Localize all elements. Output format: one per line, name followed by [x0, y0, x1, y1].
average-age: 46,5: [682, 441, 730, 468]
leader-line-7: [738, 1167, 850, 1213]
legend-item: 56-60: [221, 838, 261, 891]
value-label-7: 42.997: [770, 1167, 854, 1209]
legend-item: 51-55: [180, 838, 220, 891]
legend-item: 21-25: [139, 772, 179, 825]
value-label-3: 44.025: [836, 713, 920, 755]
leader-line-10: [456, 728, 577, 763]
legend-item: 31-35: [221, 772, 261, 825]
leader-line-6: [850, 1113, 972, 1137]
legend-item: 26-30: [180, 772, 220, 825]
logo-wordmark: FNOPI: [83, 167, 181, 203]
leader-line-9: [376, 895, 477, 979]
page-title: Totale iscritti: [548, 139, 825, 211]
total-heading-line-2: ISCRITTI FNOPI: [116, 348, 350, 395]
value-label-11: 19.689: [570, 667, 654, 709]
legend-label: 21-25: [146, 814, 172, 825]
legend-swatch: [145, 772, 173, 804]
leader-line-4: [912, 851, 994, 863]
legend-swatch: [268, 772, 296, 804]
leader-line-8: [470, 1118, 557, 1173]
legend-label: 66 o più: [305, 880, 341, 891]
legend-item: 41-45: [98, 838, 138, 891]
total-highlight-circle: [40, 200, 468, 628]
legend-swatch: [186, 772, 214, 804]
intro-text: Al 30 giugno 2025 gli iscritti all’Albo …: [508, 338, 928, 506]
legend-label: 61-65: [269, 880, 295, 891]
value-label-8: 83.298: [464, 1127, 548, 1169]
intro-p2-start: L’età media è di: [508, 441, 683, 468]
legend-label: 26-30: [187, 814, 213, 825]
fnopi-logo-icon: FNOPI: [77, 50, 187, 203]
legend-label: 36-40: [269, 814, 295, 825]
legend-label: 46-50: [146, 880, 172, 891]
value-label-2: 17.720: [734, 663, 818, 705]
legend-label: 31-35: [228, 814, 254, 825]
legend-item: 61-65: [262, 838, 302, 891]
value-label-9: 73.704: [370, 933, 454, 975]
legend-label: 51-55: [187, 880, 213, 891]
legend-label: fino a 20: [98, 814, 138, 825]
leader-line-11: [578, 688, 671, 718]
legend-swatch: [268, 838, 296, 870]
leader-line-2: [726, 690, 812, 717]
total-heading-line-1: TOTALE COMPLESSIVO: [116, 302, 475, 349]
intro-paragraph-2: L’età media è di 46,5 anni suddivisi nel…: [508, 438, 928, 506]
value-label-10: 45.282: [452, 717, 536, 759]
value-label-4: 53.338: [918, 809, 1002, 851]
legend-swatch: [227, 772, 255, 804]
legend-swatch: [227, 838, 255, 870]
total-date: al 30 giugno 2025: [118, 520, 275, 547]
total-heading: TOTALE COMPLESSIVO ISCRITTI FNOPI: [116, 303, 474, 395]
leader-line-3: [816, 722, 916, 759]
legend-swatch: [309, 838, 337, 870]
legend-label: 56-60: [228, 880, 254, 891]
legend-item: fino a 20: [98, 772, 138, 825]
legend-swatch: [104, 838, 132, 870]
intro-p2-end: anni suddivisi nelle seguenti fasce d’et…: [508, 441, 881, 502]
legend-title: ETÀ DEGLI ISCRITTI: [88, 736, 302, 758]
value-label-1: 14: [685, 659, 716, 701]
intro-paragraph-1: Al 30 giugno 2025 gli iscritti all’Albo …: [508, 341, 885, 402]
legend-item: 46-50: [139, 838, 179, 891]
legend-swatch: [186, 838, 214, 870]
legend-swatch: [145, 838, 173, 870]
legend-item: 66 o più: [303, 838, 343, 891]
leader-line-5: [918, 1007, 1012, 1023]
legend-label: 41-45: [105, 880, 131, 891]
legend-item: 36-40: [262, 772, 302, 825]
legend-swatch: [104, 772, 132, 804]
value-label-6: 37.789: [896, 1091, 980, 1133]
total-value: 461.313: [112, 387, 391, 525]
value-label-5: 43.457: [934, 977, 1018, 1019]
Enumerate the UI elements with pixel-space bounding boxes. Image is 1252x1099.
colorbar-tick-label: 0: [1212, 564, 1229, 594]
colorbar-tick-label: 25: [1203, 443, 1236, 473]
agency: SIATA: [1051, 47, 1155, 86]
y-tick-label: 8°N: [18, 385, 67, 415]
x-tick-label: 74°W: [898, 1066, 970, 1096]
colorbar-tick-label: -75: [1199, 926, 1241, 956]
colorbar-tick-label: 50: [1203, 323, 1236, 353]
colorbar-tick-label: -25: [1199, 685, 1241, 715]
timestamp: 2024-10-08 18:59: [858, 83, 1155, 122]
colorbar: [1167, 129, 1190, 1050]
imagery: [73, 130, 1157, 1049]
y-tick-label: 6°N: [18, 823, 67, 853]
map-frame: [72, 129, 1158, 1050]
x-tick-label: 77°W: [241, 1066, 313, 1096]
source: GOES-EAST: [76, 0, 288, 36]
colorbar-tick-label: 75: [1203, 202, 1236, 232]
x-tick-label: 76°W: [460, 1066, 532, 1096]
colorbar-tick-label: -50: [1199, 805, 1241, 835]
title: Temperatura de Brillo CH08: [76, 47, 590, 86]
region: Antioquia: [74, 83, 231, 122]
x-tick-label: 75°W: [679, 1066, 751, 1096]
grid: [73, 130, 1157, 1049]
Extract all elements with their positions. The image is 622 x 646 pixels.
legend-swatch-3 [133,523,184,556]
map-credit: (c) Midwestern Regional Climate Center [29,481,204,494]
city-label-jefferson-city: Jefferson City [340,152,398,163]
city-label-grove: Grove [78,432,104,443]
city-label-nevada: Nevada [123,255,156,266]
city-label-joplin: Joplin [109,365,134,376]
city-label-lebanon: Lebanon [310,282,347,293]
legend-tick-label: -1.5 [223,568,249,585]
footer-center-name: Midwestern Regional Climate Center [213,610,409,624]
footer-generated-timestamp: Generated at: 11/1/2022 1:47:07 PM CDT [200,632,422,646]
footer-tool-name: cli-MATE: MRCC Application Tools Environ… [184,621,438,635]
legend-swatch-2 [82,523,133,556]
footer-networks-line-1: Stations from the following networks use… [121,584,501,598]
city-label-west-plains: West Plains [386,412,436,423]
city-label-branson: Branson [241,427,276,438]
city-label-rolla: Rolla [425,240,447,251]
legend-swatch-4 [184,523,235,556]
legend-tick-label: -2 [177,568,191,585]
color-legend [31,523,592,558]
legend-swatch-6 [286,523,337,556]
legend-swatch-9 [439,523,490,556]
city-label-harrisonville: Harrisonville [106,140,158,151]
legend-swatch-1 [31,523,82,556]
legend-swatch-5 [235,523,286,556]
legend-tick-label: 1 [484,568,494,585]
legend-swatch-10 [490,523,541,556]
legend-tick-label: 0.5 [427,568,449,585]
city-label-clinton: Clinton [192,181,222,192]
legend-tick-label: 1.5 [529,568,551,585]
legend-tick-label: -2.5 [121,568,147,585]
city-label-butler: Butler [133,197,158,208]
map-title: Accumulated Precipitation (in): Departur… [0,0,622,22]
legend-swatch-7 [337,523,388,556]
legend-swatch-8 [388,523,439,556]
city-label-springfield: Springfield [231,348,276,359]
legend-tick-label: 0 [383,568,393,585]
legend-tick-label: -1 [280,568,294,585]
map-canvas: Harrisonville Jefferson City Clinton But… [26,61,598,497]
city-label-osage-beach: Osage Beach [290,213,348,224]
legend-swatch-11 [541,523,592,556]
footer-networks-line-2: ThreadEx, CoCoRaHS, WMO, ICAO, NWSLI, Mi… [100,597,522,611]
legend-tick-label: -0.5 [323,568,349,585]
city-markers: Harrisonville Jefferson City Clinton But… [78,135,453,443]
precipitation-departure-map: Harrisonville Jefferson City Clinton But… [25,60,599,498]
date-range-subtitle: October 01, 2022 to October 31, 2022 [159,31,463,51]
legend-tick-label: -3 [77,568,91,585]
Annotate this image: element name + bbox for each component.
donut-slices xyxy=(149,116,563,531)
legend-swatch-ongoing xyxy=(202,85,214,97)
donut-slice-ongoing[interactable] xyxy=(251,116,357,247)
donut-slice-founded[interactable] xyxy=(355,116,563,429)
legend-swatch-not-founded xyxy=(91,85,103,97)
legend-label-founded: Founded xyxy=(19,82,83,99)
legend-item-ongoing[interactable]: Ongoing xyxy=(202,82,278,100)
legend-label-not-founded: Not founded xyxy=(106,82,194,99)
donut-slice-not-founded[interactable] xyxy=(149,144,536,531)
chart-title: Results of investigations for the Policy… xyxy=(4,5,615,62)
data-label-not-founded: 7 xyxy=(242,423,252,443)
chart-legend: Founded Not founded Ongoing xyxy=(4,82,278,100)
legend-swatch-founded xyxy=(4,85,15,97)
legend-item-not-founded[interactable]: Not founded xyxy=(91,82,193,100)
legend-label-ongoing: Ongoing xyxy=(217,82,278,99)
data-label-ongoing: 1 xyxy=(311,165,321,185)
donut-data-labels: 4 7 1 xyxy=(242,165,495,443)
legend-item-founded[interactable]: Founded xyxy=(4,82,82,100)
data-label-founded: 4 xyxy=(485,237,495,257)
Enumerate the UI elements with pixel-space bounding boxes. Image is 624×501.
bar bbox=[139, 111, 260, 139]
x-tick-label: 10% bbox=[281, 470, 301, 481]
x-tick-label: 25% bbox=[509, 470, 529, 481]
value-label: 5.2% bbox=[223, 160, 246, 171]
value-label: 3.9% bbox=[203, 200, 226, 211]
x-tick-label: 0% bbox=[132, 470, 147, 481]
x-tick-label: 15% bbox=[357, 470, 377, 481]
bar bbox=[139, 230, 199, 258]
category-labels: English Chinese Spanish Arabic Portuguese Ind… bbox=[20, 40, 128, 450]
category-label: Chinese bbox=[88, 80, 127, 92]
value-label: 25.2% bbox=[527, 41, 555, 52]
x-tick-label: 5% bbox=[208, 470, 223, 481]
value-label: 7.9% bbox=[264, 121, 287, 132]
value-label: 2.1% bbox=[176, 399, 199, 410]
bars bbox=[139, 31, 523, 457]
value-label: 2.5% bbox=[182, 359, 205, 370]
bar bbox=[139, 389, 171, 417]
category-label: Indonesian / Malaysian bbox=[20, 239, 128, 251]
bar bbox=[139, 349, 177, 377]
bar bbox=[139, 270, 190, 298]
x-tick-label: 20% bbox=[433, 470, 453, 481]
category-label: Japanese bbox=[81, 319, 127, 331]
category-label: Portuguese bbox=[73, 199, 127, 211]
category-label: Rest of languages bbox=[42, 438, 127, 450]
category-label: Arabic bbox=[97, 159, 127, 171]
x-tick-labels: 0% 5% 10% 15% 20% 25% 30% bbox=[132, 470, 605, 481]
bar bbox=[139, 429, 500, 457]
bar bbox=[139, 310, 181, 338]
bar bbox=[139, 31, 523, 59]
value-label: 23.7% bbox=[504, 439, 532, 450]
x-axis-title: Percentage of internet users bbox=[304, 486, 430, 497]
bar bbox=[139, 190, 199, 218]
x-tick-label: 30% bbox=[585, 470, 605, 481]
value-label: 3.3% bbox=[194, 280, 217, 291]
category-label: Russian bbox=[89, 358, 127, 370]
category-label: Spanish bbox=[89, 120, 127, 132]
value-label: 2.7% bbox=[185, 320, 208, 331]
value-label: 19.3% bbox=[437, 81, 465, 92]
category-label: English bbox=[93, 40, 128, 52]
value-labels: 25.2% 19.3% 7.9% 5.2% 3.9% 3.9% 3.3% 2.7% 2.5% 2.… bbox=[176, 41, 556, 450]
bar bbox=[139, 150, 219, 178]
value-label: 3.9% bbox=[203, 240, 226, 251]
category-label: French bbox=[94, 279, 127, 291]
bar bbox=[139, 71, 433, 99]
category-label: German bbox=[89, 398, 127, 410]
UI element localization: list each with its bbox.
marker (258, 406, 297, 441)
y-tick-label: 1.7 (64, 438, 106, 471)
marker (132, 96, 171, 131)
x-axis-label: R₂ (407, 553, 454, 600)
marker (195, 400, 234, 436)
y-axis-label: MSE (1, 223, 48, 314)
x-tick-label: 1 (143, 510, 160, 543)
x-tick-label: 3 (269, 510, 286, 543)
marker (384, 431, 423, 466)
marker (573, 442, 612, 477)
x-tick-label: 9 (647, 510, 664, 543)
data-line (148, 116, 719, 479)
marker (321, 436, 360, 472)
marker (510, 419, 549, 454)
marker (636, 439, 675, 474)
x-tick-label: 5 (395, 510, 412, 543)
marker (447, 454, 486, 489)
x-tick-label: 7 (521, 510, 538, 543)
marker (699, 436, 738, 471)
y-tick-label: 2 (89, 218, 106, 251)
^^^^
▶ [What you will do]: Give the listing from its first line through the line containing "value-label-8: 83.298: [464, 1127, 548, 1169]", inclusive, as a numbered list, leaving out any blank lines.

▶ [Solution]:
1. Localize all elements. Output format: one per line, name followed by [x0, y0, x1, y1].
2. average-age: 46,5: [682, 441, 730, 468]
3. leader-line-7: [738, 1167, 850, 1213]
4. legend-item: 56-60: [221, 838, 261, 891]
5. value-label-7: 42.997: [770, 1167, 854, 1209]
6. legend-item: 51-55: [180, 838, 220, 891]
7. legend-item: 21-25: [139, 772, 179, 825]
8. value-label-3: 44.025: [836, 713, 920, 755]
9. leader-line-10: [456, 728, 577, 763]
10. legend-item: 31-35: [221, 772, 261, 825]
11. leader-line-6: [850, 1113, 972, 1137]
12. legend-item: 26-30: [180, 772, 220, 825]
13. logo-wordmark: FNOPI: [83, 167, 181, 203]
14. leader-line-9: [376, 895, 477, 979]
15. page-title: Totale iscritti: [548, 139, 825, 211]
16. total-heading-line-2: ISCRITTI FNOPI: [116, 348, 350, 395]
17. value-label-11: 19.689: [570, 667, 654, 709]
18. legend-label: 21-25: [146, 814, 172, 825]
19. legend-swatch: [145, 772, 173, 804]
20. leader-line-4: [912, 851, 994, 863]
21. legend-swatch: [268, 772, 296, 804]
22. leader-line-8: [470, 1118, 557, 1173]
23. legend-label: 66 o più: [305, 880, 341, 891]
24. legend-item: 41-45: [98, 838, 138, 891]
25. total-highlight-circle: [40, 200, 468, 628]
26. legend-swatch: [186, 772, 214, 804]
27. intro-text: Al 30 giugno 2025 gli iscritti all’Albo …: [508, 338, 928, 506]
28. legend-label: 61-65: [269, 880, 295, 891]
29. value-label-8: 83.298: [464, 1127, 548, 1169]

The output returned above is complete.